# Apply what you read:
(1) Write out the part of the passage on placenta consumption that opens with the words containing "After provision of" and closes with "the raw placenta.".
(2) In the passage on placenta consumption, which two risks does the midwife need to be aware of?
(3) Carry on the passage on placenta consumption from the point where it stops.

# Page extract:

The proponents of the placenta consumption have supported the practiced based on its benefits, although there is substantial evidence to support the reports. Most women reports that they have had less postpartum depression has compared to their past pregnancies; thus without even the extensive research on this. There have been more reports on benefits than complications resulting from this, therefore there are little negatives on consuming your placenta as long as it does not bring harm to the body and it improves the experiences of life. Placenta has plenty of nutrients needed by the body that are lost during the pregnancy and at birth; and thus consumption of placenta to replenish the body give more benefits than harm
Implications
With the rise in the number of women in their postpartum period consuming their placenta, it is necessary for the care providers and the midwives to have knowledge on the practice. They should be mindful of the evidence concerning likelihood of benefits and risk and also how they the placenta is prepared, to give the client the necessary information they might need concerning this. They should even have appropriate knowledge on the policies and regulations which may impact the families who decide on the method.
The midwife also needs to be aware of other benefits including the pain relief, improvement of mood, increase in energy supply and other risk such as the risk for infection and contamination by heavy metals. This will enable the care providers to give the necessary information concerning the placenta consumption for them to make informed decisions.
After provision of the necessary counseling and the client chooses to consume her placenta, advice on the criteria they should consider when preparing the placenta is essential. The placenta preparation should ensure that proper and safe handling is practiced. They are training on handling and disposal of infectious waste to prevent contamination. It is also necessary to teach all the woman who chooses to consume their placenta on how it is prepared whether it will be cooked or taken raw and also show them on the risk that accompany consumption of the raw placenta.

[Stored data entries]
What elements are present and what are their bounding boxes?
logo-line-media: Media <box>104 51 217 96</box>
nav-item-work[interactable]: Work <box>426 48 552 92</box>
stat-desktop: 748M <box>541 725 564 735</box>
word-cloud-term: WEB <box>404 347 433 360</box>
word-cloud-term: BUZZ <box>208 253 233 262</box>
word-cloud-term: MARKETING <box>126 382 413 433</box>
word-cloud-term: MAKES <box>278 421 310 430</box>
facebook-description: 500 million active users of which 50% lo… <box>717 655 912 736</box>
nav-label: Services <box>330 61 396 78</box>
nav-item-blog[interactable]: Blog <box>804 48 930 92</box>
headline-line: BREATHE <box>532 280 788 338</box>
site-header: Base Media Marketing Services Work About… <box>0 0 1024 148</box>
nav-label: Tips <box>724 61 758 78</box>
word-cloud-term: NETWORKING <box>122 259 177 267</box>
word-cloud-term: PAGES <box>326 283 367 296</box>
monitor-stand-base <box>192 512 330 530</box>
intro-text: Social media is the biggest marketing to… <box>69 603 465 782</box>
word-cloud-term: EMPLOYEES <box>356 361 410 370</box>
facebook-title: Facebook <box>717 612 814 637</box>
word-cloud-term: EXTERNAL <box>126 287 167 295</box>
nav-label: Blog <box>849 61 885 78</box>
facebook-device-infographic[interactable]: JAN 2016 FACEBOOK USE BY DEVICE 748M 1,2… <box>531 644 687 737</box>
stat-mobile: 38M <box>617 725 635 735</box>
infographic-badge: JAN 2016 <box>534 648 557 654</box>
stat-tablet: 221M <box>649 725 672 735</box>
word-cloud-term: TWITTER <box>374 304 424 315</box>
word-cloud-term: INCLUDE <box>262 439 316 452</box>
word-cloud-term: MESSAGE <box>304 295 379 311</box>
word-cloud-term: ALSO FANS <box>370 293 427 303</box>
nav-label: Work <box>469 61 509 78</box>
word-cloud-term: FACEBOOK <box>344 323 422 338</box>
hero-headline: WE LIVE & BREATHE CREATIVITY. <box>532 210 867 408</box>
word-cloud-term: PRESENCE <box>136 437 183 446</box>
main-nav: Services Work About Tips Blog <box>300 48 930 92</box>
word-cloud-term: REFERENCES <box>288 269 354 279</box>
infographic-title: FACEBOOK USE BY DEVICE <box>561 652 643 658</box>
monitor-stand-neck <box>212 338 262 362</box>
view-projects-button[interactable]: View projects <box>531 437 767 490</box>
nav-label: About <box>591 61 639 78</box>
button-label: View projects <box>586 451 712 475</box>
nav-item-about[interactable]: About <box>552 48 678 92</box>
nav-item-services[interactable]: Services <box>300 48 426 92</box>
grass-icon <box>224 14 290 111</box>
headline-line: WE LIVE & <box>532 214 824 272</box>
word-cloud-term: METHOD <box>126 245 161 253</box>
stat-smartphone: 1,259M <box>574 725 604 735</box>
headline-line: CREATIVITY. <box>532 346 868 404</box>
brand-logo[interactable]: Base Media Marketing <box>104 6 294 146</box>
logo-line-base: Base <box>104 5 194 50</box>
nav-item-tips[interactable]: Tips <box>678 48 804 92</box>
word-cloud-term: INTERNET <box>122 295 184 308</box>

# Exercise results:
(1)
After provision of the necessary counseling and the client chooses to consume her placenta, advice on the criteria they should consider when preparing the placenta is essential. The placenta preparation should ensure that proper and safe handling is practiced. They are training on handling and disposal of infectious waste to prevent contamination. It is also necessary to teach all the woman who chooses to consume their placenta on how it is prepared whether it will be cooked or taken raw and also show them on the risk that accompany consumption of the raw placenta.

(2) The risk for infection and contamination by heavy metals.

(3)
Scientific research is in place for the evidence-based benefits and risks for placental consumption and is in their early phase, and thus there is a need for double-blind trials which will examine the potential risk and benefit of the encapsulated placenta, currently the most commonly used. The priorities being to investigate how the capsules work (mode of action) for the potential risk and benefits that the capsules have. This is done using valid and measures that are reliable and use of the sample size large enough to detect the rare events that may be associated.
References
Buser, G. L., Mató, S., Zhang, A. Y., Metcalf, B. J., Beall, B., & Thomas, A. R. (2017). Notes from the field: late-onset infant group B Streptococcus infection associated with maternal consumption of capsules containing dehydrated placenta—Oregon, 2016. MMWR. Morbidity and mortality weekly report, 66(25), 677.
Farr, A., Chervenak, F. A., McCullough, L. B., Baergen, R. N., & Grünebaum, A. (2018). Human placentophagy: a review. American journal of obstetrics and gynecology, 218(4), 401-e1.
Hayes, E. H. (2016). Consumption of the placenta in the postpartum period. Journal of Obstetric, Gynecologic & Neonatal Nursing, 45(1), 78-89.
Young, S. M., Gryder, L. K., Zava, D., Kimball, D. W., & Benyshek, D. C. (2016). Presence and concentration of 17 hormones in human placenta processed for encapsulation and consumption. Placenta, 43, 86-89.
Young, S. M. (2016). Effects of human maternal placentophagy on postpartum maternal affect, health, and recovery.